_Raw records_
"""
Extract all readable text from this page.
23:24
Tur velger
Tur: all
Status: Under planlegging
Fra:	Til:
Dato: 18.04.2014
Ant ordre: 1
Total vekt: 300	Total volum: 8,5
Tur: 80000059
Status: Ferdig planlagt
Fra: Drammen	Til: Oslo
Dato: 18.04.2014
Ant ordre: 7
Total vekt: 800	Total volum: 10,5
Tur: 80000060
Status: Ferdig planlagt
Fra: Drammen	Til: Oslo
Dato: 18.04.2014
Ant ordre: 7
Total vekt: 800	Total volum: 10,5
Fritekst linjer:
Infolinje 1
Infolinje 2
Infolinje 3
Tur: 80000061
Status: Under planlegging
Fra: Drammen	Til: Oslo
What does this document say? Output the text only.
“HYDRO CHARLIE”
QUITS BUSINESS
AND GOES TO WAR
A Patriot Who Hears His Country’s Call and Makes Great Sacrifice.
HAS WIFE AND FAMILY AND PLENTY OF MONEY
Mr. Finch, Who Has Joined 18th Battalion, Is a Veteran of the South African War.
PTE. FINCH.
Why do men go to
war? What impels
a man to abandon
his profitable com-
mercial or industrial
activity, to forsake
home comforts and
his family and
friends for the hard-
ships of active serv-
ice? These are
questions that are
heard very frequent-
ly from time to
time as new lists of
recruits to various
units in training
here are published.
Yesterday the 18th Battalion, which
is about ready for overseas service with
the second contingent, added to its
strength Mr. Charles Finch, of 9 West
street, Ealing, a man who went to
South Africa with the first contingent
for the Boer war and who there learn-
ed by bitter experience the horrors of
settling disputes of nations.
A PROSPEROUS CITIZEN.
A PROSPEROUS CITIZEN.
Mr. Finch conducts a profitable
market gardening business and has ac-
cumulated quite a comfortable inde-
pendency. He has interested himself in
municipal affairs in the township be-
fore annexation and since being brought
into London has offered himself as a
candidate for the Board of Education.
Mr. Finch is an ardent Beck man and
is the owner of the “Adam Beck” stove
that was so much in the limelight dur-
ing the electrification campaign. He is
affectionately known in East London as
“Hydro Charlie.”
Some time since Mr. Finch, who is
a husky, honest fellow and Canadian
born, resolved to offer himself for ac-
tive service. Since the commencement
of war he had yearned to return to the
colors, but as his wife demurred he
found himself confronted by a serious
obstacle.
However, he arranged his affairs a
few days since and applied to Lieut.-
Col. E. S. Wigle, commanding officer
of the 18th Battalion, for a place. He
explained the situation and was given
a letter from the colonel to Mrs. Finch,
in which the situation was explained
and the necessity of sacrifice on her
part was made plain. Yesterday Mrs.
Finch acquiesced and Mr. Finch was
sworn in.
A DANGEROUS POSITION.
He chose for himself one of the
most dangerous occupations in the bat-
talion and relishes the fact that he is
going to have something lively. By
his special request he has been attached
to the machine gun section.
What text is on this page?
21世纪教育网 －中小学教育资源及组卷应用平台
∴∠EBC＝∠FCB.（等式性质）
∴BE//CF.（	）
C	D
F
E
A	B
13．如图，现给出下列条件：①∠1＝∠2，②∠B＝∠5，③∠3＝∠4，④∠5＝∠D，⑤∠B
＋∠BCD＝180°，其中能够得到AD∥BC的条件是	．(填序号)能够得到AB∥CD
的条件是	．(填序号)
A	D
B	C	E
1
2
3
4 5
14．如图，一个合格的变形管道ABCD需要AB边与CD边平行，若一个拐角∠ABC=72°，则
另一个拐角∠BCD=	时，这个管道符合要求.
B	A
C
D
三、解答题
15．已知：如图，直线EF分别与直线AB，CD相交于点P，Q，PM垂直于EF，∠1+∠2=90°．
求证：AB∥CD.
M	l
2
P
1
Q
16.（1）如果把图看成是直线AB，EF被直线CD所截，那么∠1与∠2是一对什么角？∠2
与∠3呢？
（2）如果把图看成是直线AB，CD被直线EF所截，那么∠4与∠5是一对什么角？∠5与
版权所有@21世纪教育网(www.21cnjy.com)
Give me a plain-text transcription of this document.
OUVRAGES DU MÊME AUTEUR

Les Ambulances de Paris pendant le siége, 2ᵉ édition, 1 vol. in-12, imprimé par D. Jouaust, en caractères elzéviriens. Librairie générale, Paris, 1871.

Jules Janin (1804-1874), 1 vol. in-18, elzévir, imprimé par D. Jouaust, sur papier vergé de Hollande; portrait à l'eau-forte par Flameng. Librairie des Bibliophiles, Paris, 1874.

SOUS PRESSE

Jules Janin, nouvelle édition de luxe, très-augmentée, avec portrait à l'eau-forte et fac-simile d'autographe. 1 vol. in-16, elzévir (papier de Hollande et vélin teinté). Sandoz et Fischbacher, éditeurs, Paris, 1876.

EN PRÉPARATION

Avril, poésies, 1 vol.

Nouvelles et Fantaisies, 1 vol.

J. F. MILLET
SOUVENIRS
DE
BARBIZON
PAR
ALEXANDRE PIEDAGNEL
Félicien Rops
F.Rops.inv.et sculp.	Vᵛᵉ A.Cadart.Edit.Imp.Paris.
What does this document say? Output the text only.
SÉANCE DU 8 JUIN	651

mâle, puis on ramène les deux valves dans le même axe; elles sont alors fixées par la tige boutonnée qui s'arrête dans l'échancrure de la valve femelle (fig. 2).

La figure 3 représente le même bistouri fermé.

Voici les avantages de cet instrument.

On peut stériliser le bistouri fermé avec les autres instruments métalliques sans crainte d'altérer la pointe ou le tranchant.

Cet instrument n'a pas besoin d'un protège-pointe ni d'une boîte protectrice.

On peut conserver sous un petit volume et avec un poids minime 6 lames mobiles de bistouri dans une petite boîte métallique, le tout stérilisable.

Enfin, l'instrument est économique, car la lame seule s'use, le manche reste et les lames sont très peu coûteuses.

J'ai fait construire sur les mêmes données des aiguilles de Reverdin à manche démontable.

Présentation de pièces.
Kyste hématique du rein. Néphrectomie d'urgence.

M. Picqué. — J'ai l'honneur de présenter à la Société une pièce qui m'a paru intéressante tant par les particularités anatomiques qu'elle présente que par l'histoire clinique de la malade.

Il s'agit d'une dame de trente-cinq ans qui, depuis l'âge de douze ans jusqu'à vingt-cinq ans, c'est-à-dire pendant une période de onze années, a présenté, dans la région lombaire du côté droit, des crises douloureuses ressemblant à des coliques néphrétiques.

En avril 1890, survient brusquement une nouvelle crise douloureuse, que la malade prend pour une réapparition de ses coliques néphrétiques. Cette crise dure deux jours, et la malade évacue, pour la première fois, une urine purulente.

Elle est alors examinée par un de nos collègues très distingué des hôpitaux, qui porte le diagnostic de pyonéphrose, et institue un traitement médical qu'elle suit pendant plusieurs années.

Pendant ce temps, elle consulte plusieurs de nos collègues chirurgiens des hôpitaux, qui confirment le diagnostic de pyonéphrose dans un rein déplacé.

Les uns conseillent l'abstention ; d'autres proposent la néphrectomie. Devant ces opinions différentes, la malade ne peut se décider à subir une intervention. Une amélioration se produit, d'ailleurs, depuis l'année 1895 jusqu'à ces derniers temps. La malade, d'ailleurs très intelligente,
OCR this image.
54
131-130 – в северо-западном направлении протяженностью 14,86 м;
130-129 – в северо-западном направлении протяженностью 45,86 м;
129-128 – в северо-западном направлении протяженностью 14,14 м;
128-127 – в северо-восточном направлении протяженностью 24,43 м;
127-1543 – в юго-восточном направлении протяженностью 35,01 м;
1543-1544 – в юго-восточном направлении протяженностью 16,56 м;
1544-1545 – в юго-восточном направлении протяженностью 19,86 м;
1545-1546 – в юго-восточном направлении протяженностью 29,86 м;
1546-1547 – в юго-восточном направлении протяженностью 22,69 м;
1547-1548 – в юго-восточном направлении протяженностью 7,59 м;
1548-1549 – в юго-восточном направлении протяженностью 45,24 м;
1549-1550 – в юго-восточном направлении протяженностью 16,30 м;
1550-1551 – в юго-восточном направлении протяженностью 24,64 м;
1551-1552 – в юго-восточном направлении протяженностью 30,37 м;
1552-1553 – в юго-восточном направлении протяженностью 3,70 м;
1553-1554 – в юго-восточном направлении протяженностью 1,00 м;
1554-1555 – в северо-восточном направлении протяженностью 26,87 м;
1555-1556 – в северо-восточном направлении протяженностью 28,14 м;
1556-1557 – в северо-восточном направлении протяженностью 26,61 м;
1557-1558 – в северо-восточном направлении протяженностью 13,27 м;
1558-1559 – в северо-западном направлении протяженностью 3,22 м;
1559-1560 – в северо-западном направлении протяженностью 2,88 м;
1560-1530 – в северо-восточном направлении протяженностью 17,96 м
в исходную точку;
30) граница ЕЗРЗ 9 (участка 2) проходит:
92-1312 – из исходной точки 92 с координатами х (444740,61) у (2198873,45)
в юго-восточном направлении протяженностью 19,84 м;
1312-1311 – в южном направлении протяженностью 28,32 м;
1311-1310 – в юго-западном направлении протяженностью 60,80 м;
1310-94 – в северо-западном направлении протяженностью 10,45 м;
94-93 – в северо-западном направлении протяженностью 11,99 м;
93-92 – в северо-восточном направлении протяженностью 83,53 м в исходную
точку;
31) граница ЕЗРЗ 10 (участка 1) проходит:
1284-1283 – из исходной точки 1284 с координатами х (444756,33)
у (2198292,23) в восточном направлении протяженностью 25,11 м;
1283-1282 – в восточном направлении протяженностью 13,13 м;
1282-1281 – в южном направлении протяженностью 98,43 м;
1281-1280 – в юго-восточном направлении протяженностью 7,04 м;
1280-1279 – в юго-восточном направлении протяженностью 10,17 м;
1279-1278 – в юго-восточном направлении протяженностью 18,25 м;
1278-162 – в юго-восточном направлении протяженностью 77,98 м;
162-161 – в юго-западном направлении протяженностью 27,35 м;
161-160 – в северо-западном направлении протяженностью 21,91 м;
"""
_REQUIREMENTS_
Gather each line from the listing above that holds "Librairie".

_TASK SOLUTION_
Les Ambulances de Paris pendant le siége, 2ᵉ édition, 1 vol. in-12, imprimé par D. Jouaust, en caractères elzéviriens. Librairie générale, Paris, 1871.
Jules Janin (1804-1874), 1 vol. in-18, elzévir, imprimé par D. Jouaust, sur papier vergé de Hollande; portrait à l'eau-forte par Flameng. Librairie des Bibliophiles, Paris, 1874.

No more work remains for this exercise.